*WHAT TO DO*: Return the lines exactly as they appear, from the line with "x-tick-label: September <box>426" to the line with "legend-marker <box>415 472 433 490</box>", including both of those lines.

*DATA TO USE*:
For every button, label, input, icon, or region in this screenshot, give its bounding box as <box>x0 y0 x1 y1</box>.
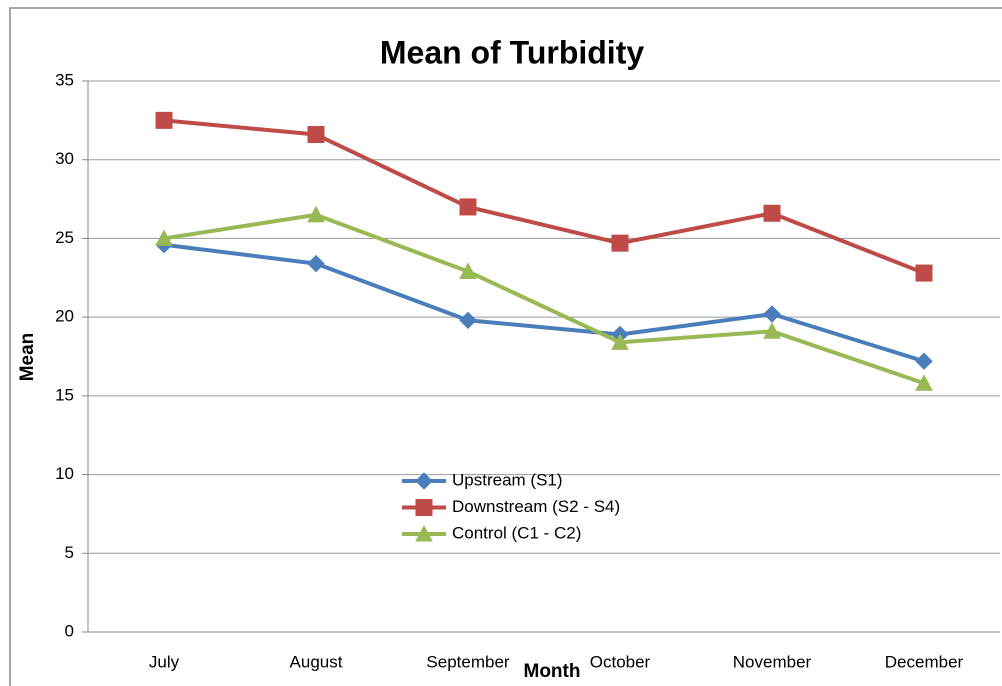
x-tick-label: September <box>426 652 509 671</box>
data-point <box>915 352 933 370</box>
legend-label: Upstream (S1) <box>452 470 563 489</box>
data-point <box>155 229 173 246</box>
legend-marker <box>415 499 433 516</box>
data-point <box>459 262 477 279</box>
series-line <box>163 212 925 386</box>
y-tick-label: 15 <box>55 385 74 404</box>
data-point <box>459 198 477 216</box>
series-line <box>163 242 925 364</box>
x-axis-title: Month <box>524 661 581 682</box>
x-tick-label: August <box>290 652 343 671</box>
data-point <box>611 234 629 252</box>
data-point <box>915 264 933 282</box>
data-point <box>307 205 325 223</box>
y-tick-label: 5 <box>65 543 74 562</box>
y-tick-label: 10 <box>55 464 74 483</box>
data-point <box>763 322 781 339</box>
y-tick-label: 35 <box>55 70 74 89</box>
legend-label: Control (C1 - C2) <box>452 523 581 542</box>
data-point <box>155 111 173 129</box>
data-point <box>915 374 933 391</box>
y-tick-label: 20 <box>55 307 74 326</box>
chart-title: Mean of Turbidity <box>380 34 644 70</box>
legend-label: Downstream (S2 - S4) <box>452 497 620 516</box>
legend-marker <box>415 472 433 490</box>
legend: Upstream (S1) Downstream (S2 - S4) Control… <box>402 470 620 542</box>
y-axis-title: Mean <box>17 333 38 382</box>
data-point <box>611 333 629 350</box>
legend-marker <box>415 524 433 542</box>
x-tick-label: November <box>733 652 812 671</box>
y-tick-label: 0 <box>65 621 74 640</box>
data-point <box>307 126 325 144</box>
y-tick-label: 25 <box>55 228 74 247</box>
data-point <box>763 204 781 222</box>
x-tick-label: October <box>590 652 651 671</box>
series-line <box>163 118 925 275</box>
x-tick-label: July <box>149 652 180 671</box>
chart-frame <box>9 7 1002 686</box>
data-point <box>307 254 325 273</box>
data-point <box>459 311 477 329</box>
x-tick-label: December <box>885 652 964 671</box>
y-tick-label: 30 <box>55 149 74 168</box>
data-point <box>763 305 781 323</box>
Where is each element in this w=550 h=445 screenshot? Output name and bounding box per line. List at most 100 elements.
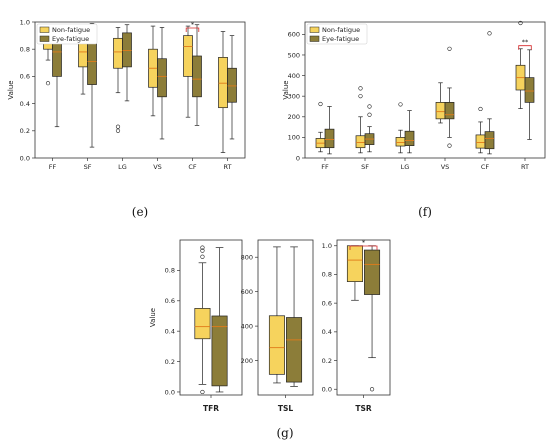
outlier-point xyxy=(200,245,205,250)
box-eye-fatigue-ff xyxy=(324,106,335,155)
y-tick-label: 0.2 xyxy=(20,127,30,135)
box-non-fatigue-cf xyxy=(183,25,193,118)
x-category-label: VS xyxy=(153,163,162,171)
box-eye-fatigue-vs xyxy=(444,46,455,148)
box-body xyxy=(286,317,303,383)
box-eye-fatigue-cf xyxy=(192,24,202,126)
y-tick-label: 0.6 xyxy=(20,73,30,81)
y-tick-label: 0.8 xyxy=(20,46,30,54)
box-non-fatigue-ff xyxy=(315,101,326,153)
y-tick-label: 1.0 xyxy=(322,242,332,250)
chart-g3: 0.0 0.2 0.4 0.6 0.8 1.0 TSR * xyxy=(322,239,391,413)
significance-bracket xyxy=(518,45,532,50)
x-category-label: SF xyxy=(84,163,92,171)
box-body xyxy=(211,315,228,387)
y-axis-label: Value xyxy=(282,80,290,99)
box-body xyxy=(218,57,228,109)
box-non-fatigue-lg xyxy=(113,27,123,133)
significance-marker: * xyxy=(185,21,200,32)
legend-swatch xyxy=(309,35,320,42)
outlier-point xyxy=(367,112,372,117)
chart-g1: 0.0 0.2 0.4 0.6 0.8 Value TFR xyxy=(149,239,243,413)
x-category-label: FF xyxy=(321,163,329,171)
box-non-fatigue-tsl xyxy=(268,246,285,384)
legend-label: Non-fatigue xyxy=(52,26,90,34)
y-axis-label: Value xyxy=(149,308,157,327)
plot-frame xyxy=(34,21,246,159)
outlier-point xyxy=(200,254,205,259)
panel-caption: (f) xyxy=(418,205,432,219)
y-tick-label: 0.0 xyxy=(322,386,332,394)
box-body xyxy=(475,134,486,149)
legend-swatch xyxy=(309,26,320,33)
y-tick-label: 0 xyxy=(296,154,300,162)
box-body xyxy=(227,67,237,103)
panel-caption-g: (g) xyxy=(276,426,293,440)
outlier-point xyxy=(358,94,363,99)
box-eye-fatigue-lg xyxy=(404,110,415,154)
significance-marker: ** xyxy=(518,38,532,50)
box-body xyxy=(404,130,415,146)
box-body xyxy=(157,58,167,98)
box-body xyxy=(122,32,132,68)
box-body xyxy=(484,131,495,150)
box-body xyxy=(524,77,535,103)
y-tick-label: 400 xyxy=(241,322,253,330)
x-category-label: CF xyxy=(481,163,490,171)
x-category-label: LG xyxy=(401,163,410,171)
legend-label: Eye-fatigue xyxy=(52,35,89,43)
x-category-label: TSL xyxy=(278,404,294,413)
outlier-point xyxy=(318,101,323,107)
box-eye-fatigue-lg xyxy=(122,24,132,102)
y-tick-label: 0.4 xyxy=(165,327,175,335)
x-category-label: FF xyxy=(49,163,57,171)
significance-marker: * xyxy=(349,239,378,250)
box-eye-fatigue-tsl xyxy=(286,246,303,387)
y-tick-label: 800 xyxy=(241,254,253,262)
y-tick-label: 500 xyxy=(288,51,300,59)
outlier-point xyxy=(487,31,492,36)
significance-stars: * xyxy=(362,239,366,247)
significance-bracket xyxy=(349,245,378,250)
significance-bracket xyxy=(185,27,200,32)
significance-stars: * xyxy=(191,21,195,29)
box-eye-fatigue-tsr xyxy=(364,245,381,392)
outlier-point xyxy=(367,104,372,109)
box-eye-fatigue-sf xyxy=(364,104,375,153)
y-tick-label: 300 xyxy=(288,92,300,100)
panel-caption: (e) xyxy=(132,205,148,219)
box-body xyxy=(346,245,363,282)
y-tick-label: 200 xyxy=(288,113,300,121)
outlier-point xyxy=(398,102,403,107)
y-axis-label: Value xyxy=(7,80,15,99)
legend-frame xyxy=(36,23,98,45)
plot-frame xyxy=(304,21,546,159)
box-eye-fatigue-cf xyxy=(484,31,495,155)
outlier-point xyxy=(447,46,452,51)
x-category-label: LG xyxy=(118,163,127,171)
box-body xyxy=(78,40,88,68)
y-tick-label: 0.6 xyxy=(322,299,332,307)
box-body xyxy=(355,135,366,149)
y-tick-label: 0.0 xyxy=(20,154,30,162)
outlier-point xyxy=(478,106,483,112)
legend-label: Eye-fatigue xyxy=(322,35,359,43)
y-tick-label: 0.2 xyxy=(322,357,332,365)
plot-frame xyxy=(179,239,243,396)
box-body xyxy=(435,102,446,120)
y-tick-label: 0.4 xyxy=(322,328,332,336)
y-tick-label: 0.6 xyxy=(165,297,175,305)
chart-g2: 200 400 600 800 TSL xyxy=(241,239,314,413)
box-body xyxy=(395,137,406,147)
outlier-point xyxy=(200,248,205,253)
box-non-fatigue-tsr xyxy=(346,245,363,301)
box-body xyxy=(324,128,335,149)
x-category-label: TSR xyxy=(355,404,372,413)
box-eye-fatigue-rt xyxy=(227,35,237,140)
box-eye-fatigue-tfr xyxy=(211,247,228,393)
y-tick-label: 600 xyxy=(288,31,300,39)
box-body xyxy=(268,315,285,375)
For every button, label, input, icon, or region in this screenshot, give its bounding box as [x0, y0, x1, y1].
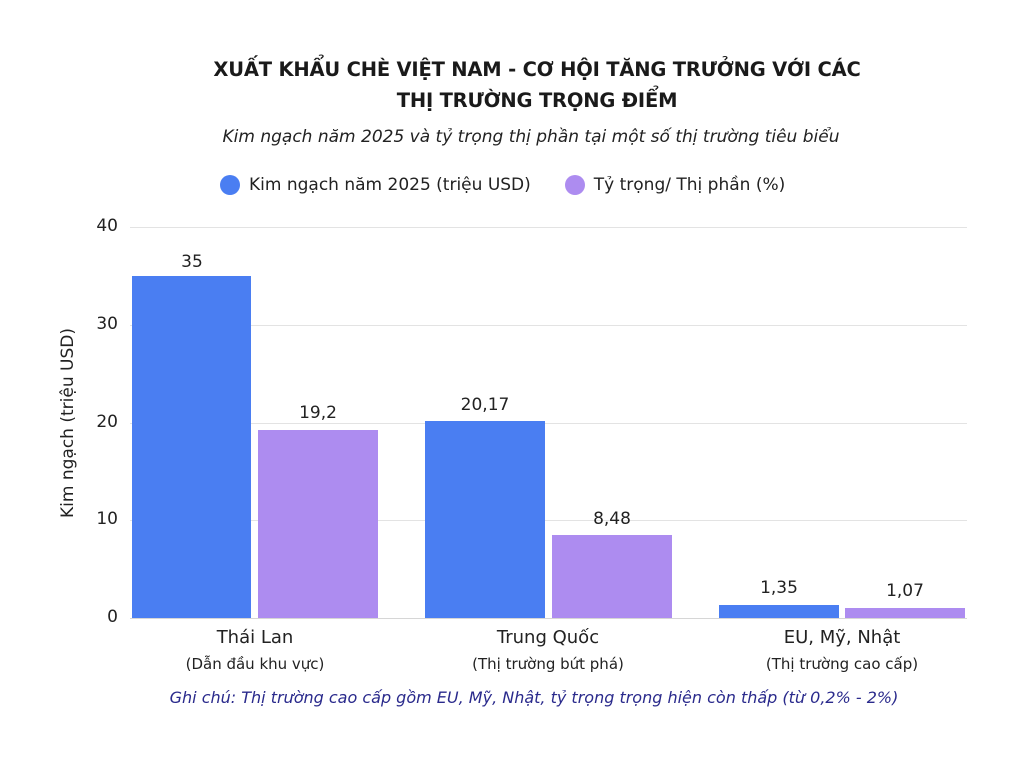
y-axis-label: Kim ngạch (triệu USD) — [58, 328, 78, 518]
chart-title-line-2: THỊ TRƯỜNG TRỌNG ĐIỂM — [396, 89, 678, 112]
y-tick-0: 0 — [107, 607, 118, 627]
bar-eu-my-nhat-market-share — [845, 608, 965, 618]
bar-trung-quoc-export-value — [425, 421, 545, 618]
gridline-40 — [130, 227, 967, 228]
legend-label: Tỷ trọng/ Thị phần (%) — [593, 175, 786, 195]
gridline-30 — [130, 325, 967, 326]
x-category-sublabel: (Thị trường cao cấp) — [765, 655, 919, 673]
y-tick-30: 30 — [96, 314, 118, 334]
bar-thai-lan-market-share — [258, 430, 378, 618]
legend-item-export-value: Kim ngạch năm 2025 (triệu USD) — [220, 175, 531, 195]
x-category-trung-quoc: Trung Quốc — [496, 627, 600, 648]
legend-label: Kim ngạch năm 2025 (triệu USD) — [249, 175, 531, 195]
chart-subtitle: Kim ngạch năm 2025 và tỷ trọng thị phần … — [222, 127, 840, 147]
gridline-10 — [130, 520, 967, 521]
bar-eu-my-nhat-export-value — [719, 605, 839, 618]
y-tick-20: 20 — [96, 412, 118, 432]
legend-item-market-share: Tỷ trọng/ Thị phần (%) — [564, 175, 786, 195]
x-category-sublabel: (Dẫn đầu khu vực) — [185, 655, 325, 673]
gridline-20 — [130, 423, 967, 424]
bar-thai-lan-export-value — [132, 276, 251, 618]
value-label: 35 — [181, 252, 203, 272]
y-tick-40: 40 — [96, 216, 118, 236]
x-category-sublabel: (Thị trường bứt phá) — [472, 655, 624, 673]
gridline-0-baseline — [130, 618, 967, 619]
legend-dot-blue-icon — [220, 175, 240, 195]
x-category-eu-my-nhat: EU, Mỹ, Nhật — [783, 627, 901, 648]
value-label: 1,35 — [760, 578, 798, 598]
chart-note: Ghi chú: Thị trường cao cấp gồm EU, Mỹ, … — [169, 688, 899, 707]
x-category-thai-lan: Thái Lan — [216, 627, 294, 648]
value-label: 1,07 — [886, 581, 924, 601]
chart-legend: Kim ngạch năm 2025 (triệu USD) Tỷ trọng/… — [220, 175, 819, 195]
value-label: 20,17 — [460, 395, 510, 415]
y-tick-10: 10 — [96, 509, 118, 529]
value-label: 19,2 — [299, 403, 337, 423]
value-label: 8,48 — [593, 509, 631, 529]
legend-dot-purple-icon — [564, 175, 585, 195]
chart-title-line-1: XUẤT KHẨU CHÈ VIỆT NAM - CƠ HỘI TĂNG TRƯ… — [213, 58, 861, 81]
bar-trung-quoc-market-share — [552, 535, 672, 618]
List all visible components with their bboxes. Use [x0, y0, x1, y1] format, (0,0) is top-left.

*REPLY*:
x-tick-label: September <box>426 652 509 671</box>
data-point <box>915 352 933 370</box>
legend-label: Upstream (S1) <box>452 470 563 489</box>
data-point <box>155 229 173 246</box>
legend-marker <box>415 499 433 516</box>
data-point <box>459 262 477 279</box>
series-line <box>163 212 925 386</box>
y-tick-label: 15 <box>55 385 74 404</box>
data-point <box>459 198 477 216</box>
series-line <box>163 242 925 364</box>
x-axis-title: Month <box>524 661 581 682</box>
x-tick-label: August <box>290 652 343 671</box>
data-point <box>611 234 629 252</box>
data-point <box>915 264 933 282</box>
data-point <box>307 205 325 223</box>
y-tick-label: 5 <box>65 543 74 562</box>
y-tick-label: 10 <box>55 464 74 483</box>
data-point <box>763 322 781 339</box>
y-tick-label: 35 <box>55 70 74 89</box>
legend-label: Control (C1 - C2) <box>452 523 581 542</box>
data-point <box>155 111 173 129</box>
data-point <box>915 374 933 391</box>
y-tick-label: 20 <box>55 307 74 326</box>
chart-title: Mean of Turbidity <box>380 34 644 70</box>
legend-label: Downstream (S2 - S4) <box>452 497 620 516</box>
legend-marker <box>415 472 433 490</box>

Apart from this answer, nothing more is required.